* _Jobs_:
1. Answer these questions using the "Finding Common Ground" text below:
(a) For how many years has the writer practiced in the field of mental health?
(b) Which theory broke through the individualistic preoccupation of psychology?
(c) Where was the writer ministering during the earlier experiences that created a sense of moral outrage?
2. Carry on the "Finding Common Ground" text on psychology and spirituality from its final sentence.

* _Excerpted text_:

Finding Common Ground

Different human disciplines, while serving humanity through specialization, unfortunately convey the idea that the human being can be divided into parts. Heart, Mind, and Spirit, while all indivisible parts of the same person, are not only examined separately but, at times, even find themselves at odds with each other. Where is there Common Ground?

Psychology and Spirituality find common ground in the Liberation Movement.

I was educated as a theologian, with degrees in philosophy, divinity, and ministry. I also have a degree in counseling and, for the past twenty years, have been practicing in the field of mental health. It is natural, then, that I seek to find common ground where psychology and spirituality can meet.

Educated in the early sixties in a Catholic seminary, I recall that, early on, Freud was introduced to us students as an evil and sexually preoccupied character. At the same time, psychology was progressively freeing the human psyche from sin and guilt and reducing our highest aspirations to complex brain functioning. Religion and psychology were far from bedfellows.

In a large part, we have left or are leaving all that behind us. Most balanced religions embrace the findings of psychology, and psychology easily admits the role of faith, spirituality and religion. Jung's theory of the collective unconscious broke through the individualistic preoccupation of psychology; enlightened scripture study made room for the acceptance of the theory of evolution, putting an end to the antagonism of religion towards science.

Even though we now were friends, the scientist and the theologian in me still could not carry on a decent conversation. There was very little common ground.

At the same time, I involved myself in the social justice movement and discovered and became impassioned by liberation theology.

This is where the heart comes in. My earlier experiences in the Oakland flatlands, where I was ministering at the time, and my later exposure to poverty in Mexico were continuing to create a sense of moral outrage in me. I became aware that the inequities of society, causing suffering for so many, were not simply an inevitable social condition but were the result of oppression. Our involvement in El Salvador made it clearer to me that the United States was finding itself on the side of the oppressor. Moral outrage is not necessarily love; but when I visited my family in the Philippines, and saw the conditions they lived under, it did become personal and wholly entrapped my heart.

* _Listed entries_:
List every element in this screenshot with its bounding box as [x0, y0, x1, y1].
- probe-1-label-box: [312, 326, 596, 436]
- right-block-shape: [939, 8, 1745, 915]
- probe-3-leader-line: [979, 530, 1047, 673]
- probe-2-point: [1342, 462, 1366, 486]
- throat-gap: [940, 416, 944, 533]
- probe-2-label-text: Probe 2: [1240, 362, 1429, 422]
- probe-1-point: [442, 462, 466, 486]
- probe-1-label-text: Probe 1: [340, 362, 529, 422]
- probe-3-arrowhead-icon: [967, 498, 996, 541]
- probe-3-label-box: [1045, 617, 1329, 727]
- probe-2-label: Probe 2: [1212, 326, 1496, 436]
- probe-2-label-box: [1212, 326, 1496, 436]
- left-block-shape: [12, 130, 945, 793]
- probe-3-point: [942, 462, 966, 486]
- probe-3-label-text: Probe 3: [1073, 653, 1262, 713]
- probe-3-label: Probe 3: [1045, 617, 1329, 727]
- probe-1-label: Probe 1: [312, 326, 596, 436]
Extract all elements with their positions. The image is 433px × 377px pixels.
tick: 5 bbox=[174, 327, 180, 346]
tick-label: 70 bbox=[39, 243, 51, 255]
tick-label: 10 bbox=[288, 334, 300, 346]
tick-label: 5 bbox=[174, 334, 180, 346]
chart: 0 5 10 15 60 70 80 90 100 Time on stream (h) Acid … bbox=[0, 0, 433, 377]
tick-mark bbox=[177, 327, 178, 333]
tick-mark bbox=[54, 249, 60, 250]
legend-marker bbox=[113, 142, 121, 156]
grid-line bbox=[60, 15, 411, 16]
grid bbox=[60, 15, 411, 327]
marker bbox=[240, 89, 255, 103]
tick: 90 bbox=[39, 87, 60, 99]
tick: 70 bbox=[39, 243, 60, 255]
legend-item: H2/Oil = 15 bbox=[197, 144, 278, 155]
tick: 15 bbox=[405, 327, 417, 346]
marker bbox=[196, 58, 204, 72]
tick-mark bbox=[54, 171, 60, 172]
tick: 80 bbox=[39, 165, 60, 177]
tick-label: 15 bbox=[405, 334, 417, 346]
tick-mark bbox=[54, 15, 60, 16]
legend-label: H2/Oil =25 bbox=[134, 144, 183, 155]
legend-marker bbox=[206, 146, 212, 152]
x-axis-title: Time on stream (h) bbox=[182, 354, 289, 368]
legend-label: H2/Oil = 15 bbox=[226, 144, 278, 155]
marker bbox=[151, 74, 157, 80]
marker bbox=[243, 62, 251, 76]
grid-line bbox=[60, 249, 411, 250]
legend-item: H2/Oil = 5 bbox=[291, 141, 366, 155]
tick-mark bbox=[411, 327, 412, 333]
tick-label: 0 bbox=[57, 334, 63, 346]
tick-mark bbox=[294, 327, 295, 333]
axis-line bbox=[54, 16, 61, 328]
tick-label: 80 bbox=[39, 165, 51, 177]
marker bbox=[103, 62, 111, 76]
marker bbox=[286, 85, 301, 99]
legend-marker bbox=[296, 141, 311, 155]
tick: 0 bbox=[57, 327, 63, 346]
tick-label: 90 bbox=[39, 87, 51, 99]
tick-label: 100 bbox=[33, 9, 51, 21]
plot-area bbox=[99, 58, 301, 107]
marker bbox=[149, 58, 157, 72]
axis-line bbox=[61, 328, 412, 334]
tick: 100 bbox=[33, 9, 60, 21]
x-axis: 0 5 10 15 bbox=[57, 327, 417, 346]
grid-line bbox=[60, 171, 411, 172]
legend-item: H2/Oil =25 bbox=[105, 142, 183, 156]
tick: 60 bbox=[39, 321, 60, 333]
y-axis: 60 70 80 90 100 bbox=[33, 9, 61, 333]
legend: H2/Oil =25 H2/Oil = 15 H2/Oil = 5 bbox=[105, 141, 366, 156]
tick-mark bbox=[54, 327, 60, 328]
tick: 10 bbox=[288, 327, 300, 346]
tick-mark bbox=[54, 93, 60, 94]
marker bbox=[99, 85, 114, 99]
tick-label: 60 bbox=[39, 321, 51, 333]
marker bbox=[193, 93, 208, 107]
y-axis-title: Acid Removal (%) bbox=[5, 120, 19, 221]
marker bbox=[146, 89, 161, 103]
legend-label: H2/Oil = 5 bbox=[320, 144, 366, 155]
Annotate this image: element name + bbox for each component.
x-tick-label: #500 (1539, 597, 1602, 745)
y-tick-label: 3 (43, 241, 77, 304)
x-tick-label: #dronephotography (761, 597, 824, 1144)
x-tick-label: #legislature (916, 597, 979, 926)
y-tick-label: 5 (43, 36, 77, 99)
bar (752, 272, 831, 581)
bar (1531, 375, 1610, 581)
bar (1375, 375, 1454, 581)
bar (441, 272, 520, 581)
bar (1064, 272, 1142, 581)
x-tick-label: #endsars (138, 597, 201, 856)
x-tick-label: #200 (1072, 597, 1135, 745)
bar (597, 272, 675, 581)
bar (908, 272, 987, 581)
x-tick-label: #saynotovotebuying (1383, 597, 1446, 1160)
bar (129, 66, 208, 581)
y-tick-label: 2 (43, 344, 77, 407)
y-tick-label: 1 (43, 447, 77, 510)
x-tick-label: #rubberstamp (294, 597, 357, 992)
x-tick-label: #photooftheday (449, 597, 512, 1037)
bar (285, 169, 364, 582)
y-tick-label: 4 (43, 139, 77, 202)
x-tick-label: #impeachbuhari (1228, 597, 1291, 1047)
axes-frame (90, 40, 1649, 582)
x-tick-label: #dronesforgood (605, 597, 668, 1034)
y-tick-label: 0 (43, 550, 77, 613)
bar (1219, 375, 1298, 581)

* _Answers given_:
1.
(a) Twenty years.
(b) Jung's theory of the collective unconscious.
(c) The Oakland flatlands.

2.
"Because love is an act of courage, not of fear, love is commitment to others. No matter where the oppressed are found, the act of love is commitment to their cause – the cause of liberation. ...If I do not love the world – if I do not love life – if I do not love people – I cannot enter into dialogue." Paulo Freire, Pedagogy of the Oppressed, <30th Anniversary Edition>, The Continuum International Publishing Group, Inc., New York, NY, 89&90) .
"Love binds all the rest together and keeps them perfect." Paul of Tarsus


The Liberation Movement is the place where, for me, psychology and spirituality find common ground.

Dualism – The Enemy of Reverence

We have fallen heir to a system of dualism. The spirituality of many – except the few who have wandered from the center – is permeated with dualism. Dualism establishes what has become a chasm between soul and body, the spiritual and the physical, that can only be bridged by grace. The Church in its earliest days turned away from the more integrated Hebrew world view to adopt the Greek notions of the world. Thus the stage was set early on for a rupture between religion and science.

Other world views have also managed to sidestep this duality. Native philosophies see God and nature as one. Hence, reverence is a natural response to the world around them.

A group of people entrapped in a world of dualism has a hard time with reverence. It is either a lost virtue or a forced response. Pornography has entered our homes of everyone who has the internet. A child can be more readily abused where natural reverence is missing. And the environment is an object of exploitation for the the greedy and wasteful.